> **LIST OF TASKS**:
**A.** In the excerpt on processing apparatus, what light sources does it name as alternatives to a lamp for the light irradiation unit?
**B.** Rewrite the records from the first line through the line containing "263 304 315</box>", inclusive, replacing "card-paragraph" with "card-text" and leaving everything else unchanged.

[start SOURCE EXCERPT]

The light irradiation unit 21 includes a lamp 21 a, which is a light source for exposure that emits light including ultraviolet light, and a mirror 21 b, which reflects light from the lamp 21 a. The lamp 21 a and the mirror 21 b are housed in a lamp housing 21 c. Although a certain case in which the light source of the light irradiation unit 21 is a lamp 21 a will be described here, alternatively, the light source may be an LED, a laser, or the like.
The mask 22 has a pattern formed thereon, such as a circuit pattern, which is to be exposed (i.e., transferred) onto the workpiece. The exposure light from the light irradiation unit 21 is irradiated through the mask 22 and the projection lens 23 onto the workpiece held by the workpiece stage 24, and the pattern formed on the mask 22 is projected onto and exposed on the workpiece.
The frame 25 supports main components of the exposure apparatus 200, such as the light irradiation unit 21, the mask 22, the projection lens 23, and the workpiece stage 24. Those main components are held in place and kept horizontal by the frame 25.
FIG. 5 is a schematic diagram illustrating an exemplary configuration of a laser processing apparatus.
The laser processing apparatus 300 shown in FIG. 5 is equipped with a laser emitting unit 31, a workpiece stage 32, and a frame 33.
The laser emitting unit 31 emits laser beams in the direction indicated by the arrow in FIG. 5 . The laser beams emitted from the laser emitting unit 31 are irradiated onto the workpiece held by the workpiece stage 32 to cut, drill, or otherwise process the workpiece.
The frame 33 supports main components of the laser processing apparatus 300, such as the laser emitting unit 31 and the workpiece stage 32. Those main components are held in place and kept horizontal by the frame 33.
As described above, the frame of the processing apparatus supports the main components, each of which is appropriately positioned. Therefore, when the temperature or humidity in the location where the processing apparatus is installed changes and the frame expands or contracts due to thermal expansion or hygroscopic expansion, the positions of the main components supported by the frame are likely to change, resulting in a decrease in processing accuracy. Furthermore, it may also result in defects, such as failures to expose patterns or laser process (drill or cut) at desired positions on the workpiece.
As a countermeasure against such defects, in general, the environment in manufacturing facilities where the processing apparatus is installed is constantly controlled to maintain a constant temperature and humidity. Furthermore, in some cases, temperature and humidity are controlled by placing individual apparatus in thermostatic booths.
However, even when the environment is controlled as described above, it is still inevitable that the processing apparatus itself will generate heat once the processing apparatus operates. For example, when the workpiece stage moves, heat is generated from the motor and other driving parts. More particularly, in the case of the laser processing apparatus, heat is generated in a portion of the workpiece being processed (i.e., a portion of the workpiece where drilling or cutting is being performed). In the case of the exposure apparatus, when light passes through the projection lens, heat is generated in the projection lens portion due to the absorption of light by the lens and the lens barrel that holds the lens.

[end SOURCE EXCERPT]
[start STORED RECORDS]

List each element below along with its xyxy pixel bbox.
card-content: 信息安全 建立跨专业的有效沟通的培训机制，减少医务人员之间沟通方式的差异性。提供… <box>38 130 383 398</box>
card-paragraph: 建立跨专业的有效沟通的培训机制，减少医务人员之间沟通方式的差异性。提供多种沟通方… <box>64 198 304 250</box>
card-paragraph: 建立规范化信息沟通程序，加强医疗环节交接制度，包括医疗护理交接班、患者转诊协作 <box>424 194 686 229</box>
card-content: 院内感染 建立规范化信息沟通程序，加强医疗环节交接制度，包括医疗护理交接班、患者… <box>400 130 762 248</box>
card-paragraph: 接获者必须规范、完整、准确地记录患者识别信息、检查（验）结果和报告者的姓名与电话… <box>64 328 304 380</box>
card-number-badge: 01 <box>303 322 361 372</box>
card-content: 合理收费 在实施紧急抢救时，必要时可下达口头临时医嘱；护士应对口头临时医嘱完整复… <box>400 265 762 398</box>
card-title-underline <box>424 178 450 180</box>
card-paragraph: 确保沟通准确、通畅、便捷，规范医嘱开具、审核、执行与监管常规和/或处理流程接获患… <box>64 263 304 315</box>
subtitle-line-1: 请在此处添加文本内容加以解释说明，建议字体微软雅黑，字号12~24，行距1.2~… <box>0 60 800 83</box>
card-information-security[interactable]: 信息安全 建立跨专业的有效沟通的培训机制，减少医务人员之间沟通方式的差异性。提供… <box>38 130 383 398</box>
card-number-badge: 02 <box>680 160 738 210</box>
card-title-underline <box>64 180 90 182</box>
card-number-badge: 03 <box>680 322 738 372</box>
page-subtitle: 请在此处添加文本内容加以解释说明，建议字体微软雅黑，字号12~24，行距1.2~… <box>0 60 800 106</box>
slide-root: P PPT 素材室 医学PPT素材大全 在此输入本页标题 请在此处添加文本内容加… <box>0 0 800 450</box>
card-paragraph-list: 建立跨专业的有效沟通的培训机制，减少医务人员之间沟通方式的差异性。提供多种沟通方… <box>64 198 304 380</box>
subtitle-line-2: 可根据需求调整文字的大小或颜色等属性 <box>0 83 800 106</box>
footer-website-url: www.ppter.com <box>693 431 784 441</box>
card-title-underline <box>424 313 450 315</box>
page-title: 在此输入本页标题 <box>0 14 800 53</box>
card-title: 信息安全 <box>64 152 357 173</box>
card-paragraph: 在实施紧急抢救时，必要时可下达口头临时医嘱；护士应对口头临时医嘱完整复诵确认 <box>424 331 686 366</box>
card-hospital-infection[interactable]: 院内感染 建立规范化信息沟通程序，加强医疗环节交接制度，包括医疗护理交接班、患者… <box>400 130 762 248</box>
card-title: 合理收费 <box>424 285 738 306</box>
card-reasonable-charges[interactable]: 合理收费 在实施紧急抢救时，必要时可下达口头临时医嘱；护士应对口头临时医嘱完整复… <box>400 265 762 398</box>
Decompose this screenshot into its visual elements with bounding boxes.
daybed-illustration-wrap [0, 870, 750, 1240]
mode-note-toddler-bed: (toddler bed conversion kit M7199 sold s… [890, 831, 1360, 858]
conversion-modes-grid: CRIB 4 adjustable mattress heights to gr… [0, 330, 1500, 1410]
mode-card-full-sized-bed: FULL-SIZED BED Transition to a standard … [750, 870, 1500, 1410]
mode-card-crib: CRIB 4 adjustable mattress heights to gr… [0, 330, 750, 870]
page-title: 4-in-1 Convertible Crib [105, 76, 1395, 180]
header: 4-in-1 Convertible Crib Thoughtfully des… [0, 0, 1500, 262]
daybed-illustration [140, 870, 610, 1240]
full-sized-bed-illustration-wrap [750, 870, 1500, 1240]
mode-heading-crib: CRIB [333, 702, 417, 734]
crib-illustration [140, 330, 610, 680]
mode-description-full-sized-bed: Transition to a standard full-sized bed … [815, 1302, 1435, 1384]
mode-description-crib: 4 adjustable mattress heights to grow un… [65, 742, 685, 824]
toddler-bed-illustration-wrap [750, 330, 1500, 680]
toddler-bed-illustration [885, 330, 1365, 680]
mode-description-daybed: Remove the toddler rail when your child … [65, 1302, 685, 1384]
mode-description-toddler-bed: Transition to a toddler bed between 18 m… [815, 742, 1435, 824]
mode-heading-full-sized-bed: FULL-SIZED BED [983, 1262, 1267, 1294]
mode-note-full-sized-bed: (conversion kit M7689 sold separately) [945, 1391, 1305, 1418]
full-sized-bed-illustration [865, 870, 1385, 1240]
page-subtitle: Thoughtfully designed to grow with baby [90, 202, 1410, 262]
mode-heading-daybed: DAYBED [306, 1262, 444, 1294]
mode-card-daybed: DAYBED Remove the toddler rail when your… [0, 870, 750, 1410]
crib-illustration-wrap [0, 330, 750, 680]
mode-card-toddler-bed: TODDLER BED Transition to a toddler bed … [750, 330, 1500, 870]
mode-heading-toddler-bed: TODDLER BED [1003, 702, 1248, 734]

[end STORED RECORDS]

> **OUTPUTS BY TASK**:
**A.** An LED, a laser, or the like.

**B.**
List each element below along with its xyxy pixel bbox.
card-content: 信息安全 建立跨专业的有效沟通的培训机制，减少医务人员之间沟通方式的差异性。提供… <box>38 130 383 398</box>
card-text: 建立跨专业的有效沟通的培训机制，减少医务人员之间沟通方式的差异性。提供多种沟通方… <box>64 198 304 250</box>
card-text: 建立规范化信息沟通程序，加强医疗环节交接制度，包括医疗护理交接班、患者转诊协作 <box>424 194 686 229</box>
card-content: 院内感染 建立规范化信息沟通程序，加强医疗环节交接制度，包括医疗护理交接班、患者… <box>400 130 762 248</box>
card-text: 接获者必须规范、完整、准确地记录患者识别信息、检查（验）结果和报告者的姓名与电话… <box>64 328 304 380</box>
card-number-badge: 01 <box>303 322 361 372</box>
card-content: 合理收费 在实施紧急抢救时，必要时可下达口头临时医嘱；护士应对口头临时医嘱完整复… <box>400 265 762 398</box>
card-title-underline <box>424 178 450 180</box>
card-text: 确保沟通准确、通畅、便捷，规范医嘱开具、审核、执行与监管常规和/或处理流程接获患… <box>64 263 304 315</box>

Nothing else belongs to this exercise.